**WRITTEN REQUEST:**
Reproduce all the entries precisely.

----- EXTRACTED MATERIAL -----

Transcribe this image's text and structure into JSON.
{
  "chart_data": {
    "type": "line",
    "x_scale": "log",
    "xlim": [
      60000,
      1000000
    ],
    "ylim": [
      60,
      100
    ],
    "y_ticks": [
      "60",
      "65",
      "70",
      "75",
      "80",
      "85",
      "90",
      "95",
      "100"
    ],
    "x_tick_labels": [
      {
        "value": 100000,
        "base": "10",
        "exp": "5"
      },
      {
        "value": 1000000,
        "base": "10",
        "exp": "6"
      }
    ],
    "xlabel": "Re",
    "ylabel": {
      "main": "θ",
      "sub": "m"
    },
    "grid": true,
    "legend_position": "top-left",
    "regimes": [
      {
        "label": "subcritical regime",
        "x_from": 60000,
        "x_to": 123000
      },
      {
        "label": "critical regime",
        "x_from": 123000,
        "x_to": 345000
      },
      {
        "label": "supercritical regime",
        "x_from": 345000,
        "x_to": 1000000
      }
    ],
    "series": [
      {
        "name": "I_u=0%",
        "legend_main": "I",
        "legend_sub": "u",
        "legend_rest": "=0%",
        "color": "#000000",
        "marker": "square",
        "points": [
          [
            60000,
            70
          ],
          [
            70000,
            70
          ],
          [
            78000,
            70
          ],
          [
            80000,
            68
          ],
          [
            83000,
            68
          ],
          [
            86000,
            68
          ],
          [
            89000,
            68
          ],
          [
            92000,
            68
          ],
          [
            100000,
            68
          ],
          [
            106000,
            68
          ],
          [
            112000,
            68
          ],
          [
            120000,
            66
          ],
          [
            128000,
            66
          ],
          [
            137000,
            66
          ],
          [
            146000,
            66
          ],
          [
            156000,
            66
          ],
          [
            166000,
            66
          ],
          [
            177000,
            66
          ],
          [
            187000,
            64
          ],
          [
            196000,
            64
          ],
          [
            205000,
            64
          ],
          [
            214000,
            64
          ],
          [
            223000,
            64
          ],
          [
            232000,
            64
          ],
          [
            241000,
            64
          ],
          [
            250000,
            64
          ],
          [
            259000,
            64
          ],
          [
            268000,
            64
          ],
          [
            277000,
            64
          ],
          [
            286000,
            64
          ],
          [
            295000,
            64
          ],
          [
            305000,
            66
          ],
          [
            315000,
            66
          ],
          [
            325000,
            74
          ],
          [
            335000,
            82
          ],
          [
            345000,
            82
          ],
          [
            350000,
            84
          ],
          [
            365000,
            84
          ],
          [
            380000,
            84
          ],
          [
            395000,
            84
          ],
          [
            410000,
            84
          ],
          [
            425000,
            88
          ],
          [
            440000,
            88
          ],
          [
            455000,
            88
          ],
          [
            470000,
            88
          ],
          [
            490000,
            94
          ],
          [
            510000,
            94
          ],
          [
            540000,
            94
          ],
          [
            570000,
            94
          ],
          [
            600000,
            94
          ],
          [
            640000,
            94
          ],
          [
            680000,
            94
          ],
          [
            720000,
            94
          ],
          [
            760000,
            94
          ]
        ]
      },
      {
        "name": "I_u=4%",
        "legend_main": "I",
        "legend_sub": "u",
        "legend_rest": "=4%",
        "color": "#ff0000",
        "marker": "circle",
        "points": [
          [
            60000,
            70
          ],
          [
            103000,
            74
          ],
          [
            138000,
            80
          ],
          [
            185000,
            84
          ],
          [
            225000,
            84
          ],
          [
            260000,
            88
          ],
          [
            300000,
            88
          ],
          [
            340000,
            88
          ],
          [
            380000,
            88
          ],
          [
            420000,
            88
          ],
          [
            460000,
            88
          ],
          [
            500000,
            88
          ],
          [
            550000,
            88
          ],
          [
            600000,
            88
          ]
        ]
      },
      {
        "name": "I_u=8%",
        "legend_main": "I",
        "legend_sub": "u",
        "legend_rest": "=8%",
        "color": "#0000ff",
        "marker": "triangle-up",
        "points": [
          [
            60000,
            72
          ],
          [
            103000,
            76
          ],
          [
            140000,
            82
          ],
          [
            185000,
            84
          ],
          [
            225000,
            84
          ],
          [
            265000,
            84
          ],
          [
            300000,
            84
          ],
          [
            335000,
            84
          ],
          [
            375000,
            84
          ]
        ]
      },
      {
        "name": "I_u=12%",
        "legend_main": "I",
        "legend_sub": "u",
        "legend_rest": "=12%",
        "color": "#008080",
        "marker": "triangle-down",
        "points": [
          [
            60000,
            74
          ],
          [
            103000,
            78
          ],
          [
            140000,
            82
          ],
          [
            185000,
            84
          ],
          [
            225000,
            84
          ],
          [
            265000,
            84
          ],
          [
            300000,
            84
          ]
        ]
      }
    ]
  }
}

-----

**IN RESPONSE:**
Transcribe this image's text and structure into JSON.
{
  "chart_data": {
    "type": "line",
    "x_scale": "log",
    "xlim": [
      60000,
      1000000
    ],
    "ylim": [
      60,
      100
    ],
    "y_ticks": [
      "60",
      "65",
      "70",
      "75",
      "80",
      "85",
      "90",
      "95",
      "100"
    ],
    "x_tick_labels": [
      {
        "value": 100000,
        "base": "10",
        "exp": "5"
      },
      {
        "value": 1000000,
        "base": "10",
        "exp": "6"
      }
    ],
    "xlabel": "Re",
    "ylabel": {
      "main": "θ",
      "sub": "m"
    },
    "grid": true,
    "legend_position": "top-left",
    "regimes": [
      {
        "label": "subcritical regime",
        "x_from": 60000,
        "x_to": 123000
      },
      {
        "label": "critical regime",
        "x_from": 123000,
        "x_to": 345000
      },
      {
        "label": "supercritical regime",
        "x_from": 345000,
        "x_to": 1000000
      }
    ],
    "series": [
      {
        "name": "I_u=0%",
        "legend_main": "I",
        "legend_sub": "u",
        "legend_rest": "=0%",
        "color": "#000000",
        "marker": "square",
        "points": [
          [
            60000,
            70
          ],
          [
            70000,
            70
          ],
          [
            78000,
            70
          ],
          [
            80000,
            68
          ],
          [
            83000,
            68
          ],
          [
            86000,
            68
          ],
          [
            89000,
            68
          ],
          [
            92000,
            68
          ],
          [
            100000,
            68
          ],
          [
            106000,
            68
          ],
          [
            112000,
            68
          ],
          [
            120000,
            66
          ],
          [
            128000,
            66
          ],
          [
            137000,
            66
          ],
          [
            146000,
            66
          ],
          [
            156000,
            66
          ],
          [
            166000,
            66
          ],
          [
            177000,
            66
          ],
          [
            187000,
            64
          ],
          [
            196000,
            64
          ],
          [
            205000,
            64
          ],
          [
            214000,
            64
          ],
          [
            223000,
            64
          ],
          [
            232000,
            64
          ],
          [
            241000,
            64
          ],
          [
            250000,
            64
          ],
          [
            259000,
            64
          ],
          [
            268000,
            64
          ],
          [
            277000,
            64
          ],
          [
            286000,
            64
          ],
          [
            295000,
            64
          ],
          [
            305000,
            66
          ],
          [
            315000,
            66
          ],
          [
            325000,
            74
          ],
          [
            335000,
            82
          ],
          [
            345000,
            82
          ],
          [
            350000,
            84
          ],
          [
            365000,
            84
          ],
          [
            380000,
            84
          ],
          [
            395000,
            84
          ],
          [
            410000,
            84
          ],
          [
            425000,
            88
          ],
          [
            440000,
            88
          ],
          [
            455000,
            88
          ],
          [
            470000,
            88
          ],
          [
            490000,
            94
          ],
          [
            510000,
            94
          ],
          [
            540000,
            94
          ],
          [
            570000,
            94
          ],
          [
            600000,
            94
          ],
          [
            640000,
            94
          ],
          [
            680000,
            94
          ],
          [
            720000,
            94
          ],
          [
            760000,
            94
          ]
        ]
      },
      {
        "name": "I_u=4%",
        "legend_main": "I",
        "legend_sub": "u",
        "legend_rest": "=4%",
        "color": "#ff0000",
        "marker": "circle",
        "points": [
          [
            60000,
            70
          ],
          [
            103000,
            74
          ],
          [
            138000,
            80
          ],
          [
            185000,
            84
          ],
          [
            225000,
            84
          ],
          [
            260000,
            88
          ],
          [
            300000,
            88
          ],
          [
            340000,
            88
          ],
          [
            380000,
            88
          ],
          [
            420000,
            88
          ],
          [
            460000,
            88
          ],
          [
            500000,
            88
          ],
          [
            550000,
            88
          ],
          [
            600000,
            88
          ]
        ]
      },
      {
        "name": "I_u=8%",
        "legend_main": "I",
        "legend_sub": "u",
        "legend_rest": "=8%",
        "color": "#0000ff",
        "marker": "triangle-up",
        "points": [
          [
            60000,
            72
          ],
          [
            103000,
            76
          ],
          [
            140000,
            82
          ],
          [
            185000,
            84
          ],
          [
            225000,
            84
          ],
          [
            265000,
            84
          ],
          [
            300000,
            84
          ],
          [
            335000,
            84
          ],
          [
            375000,
            84
          ]
        ]
      },
      {
        "name": "I_u=12%",
        "legend_main": "I",
        "legend_sub": "u",
        "legend_rest": "=12%",
        "color": "#008080",
        "marker": "triangle-down",
        "points": [
          [
            60000,
            74
          ],
          [
            103000,
            78
          ],
          [
            140000,
            82
          ],
          [
            185000,
            84
          ],
          [
            225000,
            84
          ],
          [
            265000,
            84
          ],
          [
            300000,
            84
          ]
        ]
      }
    ]
  }
}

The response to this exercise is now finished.